What the task asks: Scan the material that follows. Copy every line containing the word "this".

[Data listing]
════════
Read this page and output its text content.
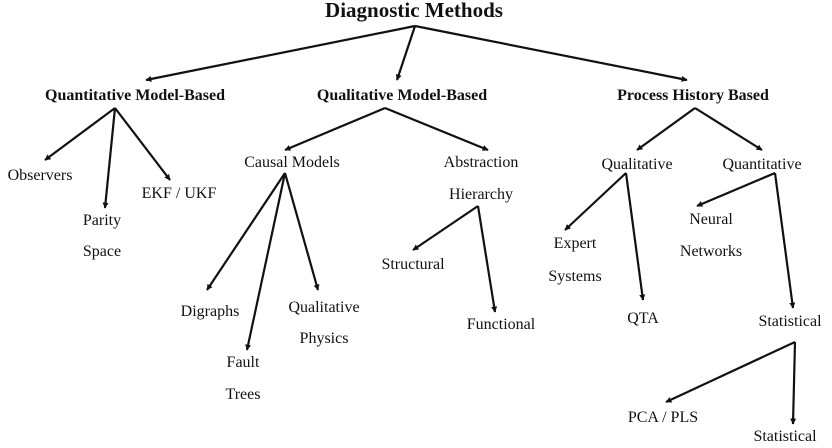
Diagnostic Methods
Quantitative Model-Based	Qualitative Model-Based	Process History Based
Observers
Parity
Space
EKF / UKF
Causal Models	Abstraction
Hierarchy
Digraphs
Fault
Trees
Qualitative
Physics
Structural
Functional
Qualitative	Quantitative
Expert
Systems
QTA
Neural
Networks
Statistical
PCA / PLS
Statistical
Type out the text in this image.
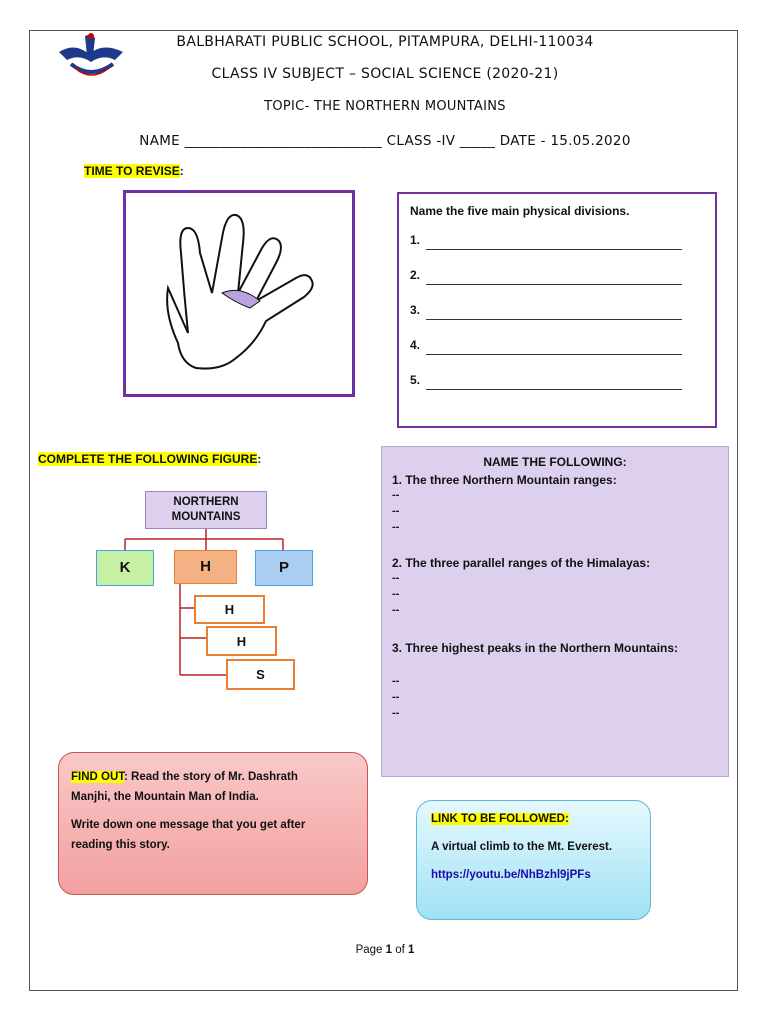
BALBHARATI PUBLIC SCHOOL, PITAMPURA, DELHI-110034
CLASS IV SUBJECT – SOCIAL SCIENCE (2020-21)
TOPIC- THE NORTHERN MOUNTAINS
NAME ____________________________ CLASS -IV _____ DATE - 15.05.2020
TIME TO REVISE:
Name the five main physical divisions.
1.
2.
3.
4.
5.
COMPLETE THE FOLLOWING FIGURE:
NORTHERN
MOUNTAINS
K	H	P
H
H
S
NAME THE FOLLOWING:
1. The three Northern Mountain ranges:
--
--
--
2. The three parallel ranges of the Himalayas:
--
--
--
3. Three highest peaks in the Northern Mountains:
--
--
--
FIND OUT: Read the story of Mr. Dashrath
Manjhi, the Mountain Man of India.
Write down one message that you get after
reading this story.
LINK TO BE FOLLOWED:
A virtual climb to the Mt. Everest.
https://youtu.be/NhBzhl9jPFs
Page 1 of 1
════════
Result of the task:
Read this page and output its text content.
Type out the text in this image.
reading this story.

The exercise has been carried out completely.